» **TASK TO CARRY OUT**:
Copy out the listing that follows, exactly, without its pictures.

--- START MATERIAL FOR THIS EXERCISE ---

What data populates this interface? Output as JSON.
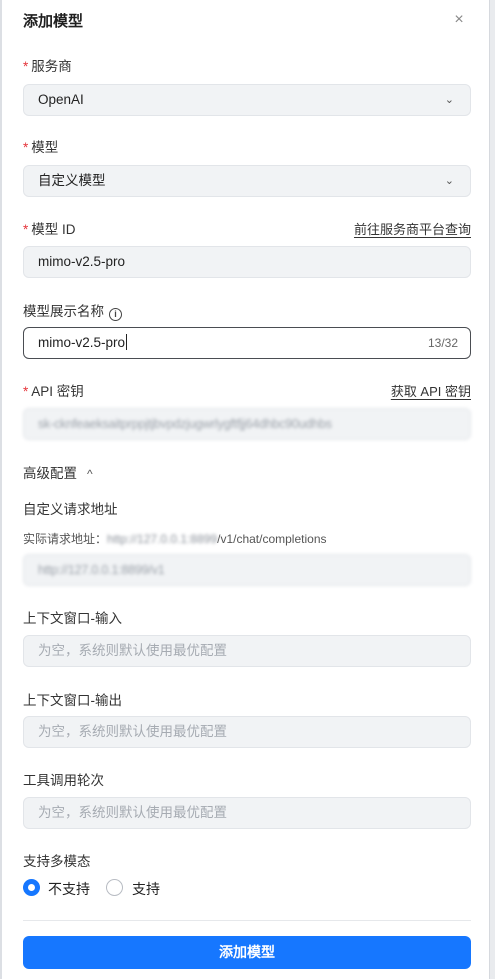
{
  "dialog": {
    "title": "添加模型",
    "close_glyph": "×"
  },
  "provider": {
    "label": "服务商",
    "value": "OpenAI",
    "chevron": "⌄"
  },
  "model": {
    "label": "模型",
    "value": "自定义模型",
    "chevron": "⌄"
  },
  "model_id": {
    "label": "模型 ID",
    "link": "前往服务商平台查询",
    "value": "mimo-v2.5-pro"
  },
  "display_name": {
    "label": "模型展示名称",
    "info_glyph": "i",
    "value": "mimo-v2.5-pro",
    "counter": "13/32"
  },
  "api_key": {
    "label": "API 密钥",
    "link": "获取 API 密钥",
    "value": "sk-cknfeaeksaitprppjtjbvpdzjugwrlygftfjj64dhbc90udhbs"
  },
  "advanced": {
    "label": "高级配置",
    "toggle_glyph": "^"
  },
  "custom_url": {
    "label": "自定义请求地址",
    "actual_prefix": "实际请求地址：",
    "actual_host": "http://127.0.0.1:8899",
    "actual_path": "/v1/chat/completions",
    "value": "http://127.0.0.1:8899/v1"
  },
  "context_input": {
    "label": "上下文窗口-输入",
    "placeholder": "为空，系统则默认使用最优配置"
  },
  "context_output": {
    "label": "上下文窗口-输出",
    "placeholder": "为空，系统则默认使用最优配置"
  },
  "tool_rounds": {
    "label": "工具调用轮次",
    "placeholder": "为空，系统则默认使用最优配置"
  },
  "multimodal": {
    "label": "支持多模态",
    "options": [
      "不支持",
      "支持"
    ],
    "selected": "不支持"
  },
  "submit": {
    "label": "添加模型"
  },
  "colors": {
    "primary": "#1677ff",
    "required": "#e5343a"
  }
}
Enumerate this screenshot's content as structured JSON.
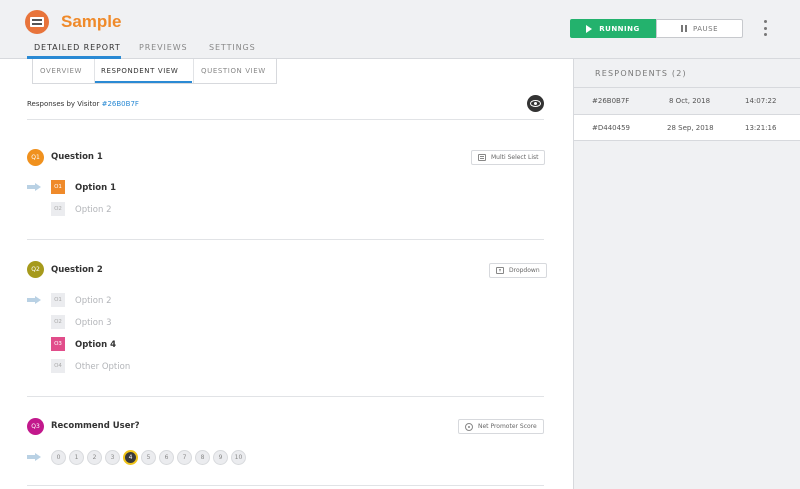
{
  "app": {
    "title": "Sample"
  },
  "main_tabs": [
    {
      "label": "DETAILED REPORT"
    },
    {
      "label": "PREVIEWS"
    },
    {
      "label": "SETTINGS"
    }
  ],
  "controls": {
    "running_label": "RUNNING",
    "pause_label": "PAUSE"
  },
  "sub_tabs": [
    {
      "label": "OVERVIEW"
    },
    {
      "label": "RESPONDENT VIEW"
    },
    {
      "label": "QUESTION VIEW"
    }
  ],
  "visitor": {
    "prefix": "Responses by Visitor ",
    "id": "#26B0B7F"
  },
  "questions": [
    {
      "badge": "Q1",
      "badge_color": "#f0911e",
      "title": "Question 1",
      "type_label": "Multi Select List",
      "type_icon": "list-icon",
      "options": [
        {
          "code": "O1",
          "label": "Option 1",
          "selected": true
        },
        {
          "code": "O2",
          "label": "Option 2",
          "selected": false
        }
      ]
    },
    {
      "badge": "Q2",
      "badge_color": "#a69a1c",
      "title": "Question 2",
      "type_label": "Dropdown",
      "type_icon": "dropdown-icon",
      "options": [
        {
          "code": "O1",
          "label": "Option 2",
          "selected": false
        },
        {
          "code": "O2",
          "label": "Option 3",
          "selected": false
        },
        {
          "code": "O3",
          "label": "Option 4",
          "selected": true
        },
        {
          "code": "O4",
          "label": "Other Option",
          "selected": false
        }
      ]
    },
    {
      "badge": "Q3",
      "badge_color": "#c2188c",
      "title": "Recommend User?",
      "type_label": "Net Promoter Score",
      "type_icon": "nps-icon",
      "scale": [
        "0",
        "1",
        "2",
        "3",
        "4",
        "5",
        "6",
        "7",
        "8",
        "9",
        "10"
      ],
      "selected_value": "4"
    }
  ],
  "respondents": {
    "header": "RESPONDENTS (2)",
    "rows": [
      {
        "id": "#26B0B7F",
        "date": "8 Oct, 2018",
        "time": "14:07:22",
        "selected": false
      },
      {
        "id": "#D440459",
        "date": "28 Sep, 2018",
        "time": "13:21:16",
        "selected": true
      }
    ]
  },
  "colors": {
    "accent": "#2a8ad4",
    "running": "#23b26d",
    "brand": "#ef8a2a"
  }
}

--- END MATERIAL FOR THIS EXERCISE ---

» **TASK SOLUTION**:
What data populates this interface? Output as JSON.
{
  "dialog": {
    "title": "添加模型",
    "close_glyph": "×"
  },
  "provider": {
    "label": "服务商",
    "value": "OpenAI",
    "chevron": "⌄"
  },
  "model": {
    "label": "模型",
    "value": "自定义模型",
    "chevron": "⌄"
  },
  "model_id": {
    "label": "模型 ID",
    "link": "前往服务商平台查询",
    "value": "mimo-v2.5-pro"
  },
  "display_name": {
    "label": "模型展示名称",
    "info_glyph": "i",
    "value": "mimo-v2.5-pro",
    "counter": "13/32"
  },
  "api_key": {
    "label": "API 密钥",
    "link": "获取 API 密钥",
    "value": "sk-cknfeaeksaitprppjtjbvpdzjugwrlygftfjj64dhbc90udhbs"
  },
  "advanced": {
    "label": "高级配置",
    "toggle_glyph": "^"
  },
  "custom_url": {
    "label": "自定义请求地址",
    "actual_prefix": "实际请求地址：",
    "actual_host": "http://127.0.0.1:8899",
    "actual_path": "/v1/chat/completions",
    "value": "http://127.0.0.1:8899/v1"
  },
  "context_input": {
    "label": "上下文窗口-输入",
    "placeholder": "为空，系统则默认使用最优配置"
  },
  "context_output": {
    "label": "上下文窗口-输出",
    "placeholder": "为空，系统则默认使用最优配置"
  },
  "tool_rounds": {
    "label": "工具调用轮次",
    "placeholder": "为空，系统则默认使用最优配置"
  },
  "multimodal": {
    "label": "支持多模态",
    "options": [
      "不支持",
      "支持"
    ],
    "selected": "不支持"
  },
  "submit": {
    "label": "添加模型"
  },
  "colors": {
    "primary": "#1677ff",
    "required": "#e5343a"
  }
}
Enumerate this screenshot's content as structured JSON.
{
  "app": {
    "title": "Sample"
  },
  "main_tabs": [
    {
      "label": "DETAILED REPORT"
    },
    {
      "label": "PREVIEWS"
    },
    {
      "label": "SETTINGS"
    }
  ],
  "controls": {
    "running_label": "RUNNING",
    "pause_label": "PAUSE"
  },
  "sub_tabs": [
    {
      "label": "OVERVIEW"
    },
    {
      "label": "RESPONDENT VIEW"
    },
    {
      "label": "QUESTION VIEW"
    }
  ],
  "visitor": {
    "prefix": "Responses by Visitor ",
    "id": "#26B0B7F"
  },
  "questions": [
    {
      "badge": "Q1",
      "badge_color": "#f0911e",
      "title": "Question 1",
      "type_label": "Multi Select List",
      "type_icon": "list-icon",
      "options": [
        {
          "code": "O1",
          "label": "Option 1",
          "selected": true
        },
        {
          "code": "O2",
          "label": "Option 2",
          "selected": false
        }
      ]
    },
    {
      "badge": "Q2",
      "badge_color": "#a69a1c",
      "title": "Question 2",
      "type_label": "Dropdown",
      "type_icon": "dropdown-icon",
      "options": [
        {
          "code": "O1",
          "label": "Option 2",
          "selected": false
        },
        {
          "code": "O2",
          "label": "Option 3",
          "selected": false
        },
        {
          "code": "O3",
          "label": "Option 4",
          "selected": true
        },
        {
          "code": "O4",
          "label": "Other Option",
          "selected": false
        }
      ]
    },
    {
      "badge": "Q3",
      "badge_color": "#c2188c",
      "title": "Recommend User?",
      "type_label": "Net Promoter Score",
      "type_icon": "nps-icon",
      "scale": [
        "0",
        "1",
        "2",
        "3",
        "4",
        "5",
        "6",
        "7",
        "8",
        "9",
        "10"
      ],
      "selected_value": "4"
    }
  ],
  "respondents": {
    "header": "RESPONDENTS (2)",
    "rows": [
      {
        "id": "#26B0B7F",
        "date": "8 Oct, 2018",
        "time": "14:07:22",
        "selected": false
      },
      {
        "id": "#D440459",
        "date": "28 Sep, 2018",
        "time": "13:21:16",
        "selected": true
      }
    ]
  },
  "colors": {
    "accent": "#2a8ad4",
    "running": "#23b26d",
    "brand": "#ef8a2a"
  }
}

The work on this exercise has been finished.